:: GIVEN ENTRIES ::
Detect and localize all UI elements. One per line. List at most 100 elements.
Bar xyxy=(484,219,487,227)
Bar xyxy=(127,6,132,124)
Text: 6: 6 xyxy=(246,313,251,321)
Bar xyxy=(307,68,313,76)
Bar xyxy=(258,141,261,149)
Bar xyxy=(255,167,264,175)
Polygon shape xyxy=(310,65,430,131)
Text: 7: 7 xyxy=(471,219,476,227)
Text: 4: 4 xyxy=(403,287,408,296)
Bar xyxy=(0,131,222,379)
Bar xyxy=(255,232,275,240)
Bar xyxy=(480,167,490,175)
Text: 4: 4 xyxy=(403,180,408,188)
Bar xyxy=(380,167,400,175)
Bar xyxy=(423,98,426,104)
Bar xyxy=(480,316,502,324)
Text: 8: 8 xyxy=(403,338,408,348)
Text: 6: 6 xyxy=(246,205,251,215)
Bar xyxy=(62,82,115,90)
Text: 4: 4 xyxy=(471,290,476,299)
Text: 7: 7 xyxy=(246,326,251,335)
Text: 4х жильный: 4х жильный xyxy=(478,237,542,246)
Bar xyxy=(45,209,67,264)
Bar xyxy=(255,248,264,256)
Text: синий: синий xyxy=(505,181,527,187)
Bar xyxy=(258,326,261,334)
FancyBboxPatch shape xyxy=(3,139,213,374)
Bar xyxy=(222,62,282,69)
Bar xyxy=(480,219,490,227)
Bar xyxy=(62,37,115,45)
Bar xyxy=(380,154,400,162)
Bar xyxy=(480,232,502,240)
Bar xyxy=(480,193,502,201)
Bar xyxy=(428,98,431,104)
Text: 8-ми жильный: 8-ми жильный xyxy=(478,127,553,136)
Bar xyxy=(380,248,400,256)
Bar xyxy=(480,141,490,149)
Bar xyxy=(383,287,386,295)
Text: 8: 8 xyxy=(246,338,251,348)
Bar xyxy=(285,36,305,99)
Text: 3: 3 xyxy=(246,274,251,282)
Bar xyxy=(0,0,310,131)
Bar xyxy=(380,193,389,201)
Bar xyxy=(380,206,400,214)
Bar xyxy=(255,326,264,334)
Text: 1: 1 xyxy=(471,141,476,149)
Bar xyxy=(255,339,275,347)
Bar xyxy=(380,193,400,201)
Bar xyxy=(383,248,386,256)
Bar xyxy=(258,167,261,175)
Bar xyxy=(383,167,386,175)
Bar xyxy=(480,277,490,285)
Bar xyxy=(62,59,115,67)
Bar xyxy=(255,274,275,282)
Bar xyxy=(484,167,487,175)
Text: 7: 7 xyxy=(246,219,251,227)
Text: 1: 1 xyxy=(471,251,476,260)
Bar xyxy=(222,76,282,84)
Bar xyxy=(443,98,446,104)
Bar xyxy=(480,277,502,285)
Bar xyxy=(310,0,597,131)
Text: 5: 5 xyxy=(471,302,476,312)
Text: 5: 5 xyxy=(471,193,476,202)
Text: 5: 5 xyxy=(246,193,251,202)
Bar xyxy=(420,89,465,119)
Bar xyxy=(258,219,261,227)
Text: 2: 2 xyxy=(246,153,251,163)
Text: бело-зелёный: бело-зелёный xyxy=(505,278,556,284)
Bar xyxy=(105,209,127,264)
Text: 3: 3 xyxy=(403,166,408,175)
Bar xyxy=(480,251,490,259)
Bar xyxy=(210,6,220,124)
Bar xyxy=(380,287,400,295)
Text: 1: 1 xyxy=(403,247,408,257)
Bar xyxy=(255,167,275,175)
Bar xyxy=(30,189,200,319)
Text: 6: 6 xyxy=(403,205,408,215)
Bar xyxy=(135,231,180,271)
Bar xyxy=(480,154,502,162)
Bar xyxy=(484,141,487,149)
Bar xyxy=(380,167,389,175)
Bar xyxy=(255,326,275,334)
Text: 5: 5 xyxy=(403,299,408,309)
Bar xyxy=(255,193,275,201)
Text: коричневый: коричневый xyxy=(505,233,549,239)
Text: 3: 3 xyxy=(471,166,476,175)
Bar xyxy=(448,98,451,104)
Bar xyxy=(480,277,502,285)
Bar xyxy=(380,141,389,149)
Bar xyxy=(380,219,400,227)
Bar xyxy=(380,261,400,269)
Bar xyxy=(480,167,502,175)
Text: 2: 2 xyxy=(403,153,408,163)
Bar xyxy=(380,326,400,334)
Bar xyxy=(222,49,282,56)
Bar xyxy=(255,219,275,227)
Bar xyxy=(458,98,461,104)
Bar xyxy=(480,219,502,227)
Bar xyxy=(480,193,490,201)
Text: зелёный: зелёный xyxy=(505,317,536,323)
:::
▶ **GIVEN TASK**
Print the stretch from the start of the listing through the line containing "Bar xyxy=(383,287,386,295)", reproducing each line verbatim.

▶ **TASK RESULT**
Detect and localize all UI elements. One per line. List at most 100 elements.
Bar xyxy=(484,219,487,227)
Bar xyxy=(127,6,132,124)
Text: 6: 6 xyxy=(246,313,251,321)
Bar xyxy=(307,68,313,76)
Bar xyxy=(258,141,261,149)
Bar xyxy=(255,167,264,175)
Polygon shape xyxy=(310,65,430,131)
Text: 7: 7 xyxy=(471,219,476,227)
Text: 4: 4 xyxy=(403,287,408,296)
Bar xyxy=(0,131,222,379)
Bar xyxy=(255,232,275,240)
Bar xyxy=(480,167,490,175)
Text: 4: 4 xyxy=(403,180,408,188)
Bar xyxy=(380,167,400,175)
Bar xyxy=(423,98,426,104)
Bar xyxy=(480,316,502,324)
Text: 8: 8 xyxy=(403,338,408,348)
Text: 6: 6 xyxy=(246,205,251,215)
Bar xyxy=(62,82,115,90)
Text: 4: 4 xyxy=(471,290,476,299)
Text: 7: 7 xyxy=(246,326,251,335)
Text: 4х жильный: 4х жильный xyxy=(478,237,542,246)
Bar xyxy=(45,209,67,264)
Bar xyxy=(255,248,264,256)
Text: синий: синий xyxy=(505,181,527,187)
Bar xyxy=(258,326,261,334)
FancyBboxPatch shape xyxy=(3,139,213,374)
Bar xyxy=(222,62,282,69)
Bar xyxy=(480,219,490,227)
Bar xyxy=(62,37,115,45)
Bar xyxy=(380,154,400,162)
Bar xyxy=(480,232,502,240)
Bar xyxy=(480,193,502,201)
Bar xyxy=(428,98,431,104)
Text: 8-ми жильный: 8-ми жильный xyxy=(478,127,553,136)
Bar xyxy=(380,248,400,256)
Bar xyxy=(480,141,490,149)
Bar xyxy=(383,287,386,295)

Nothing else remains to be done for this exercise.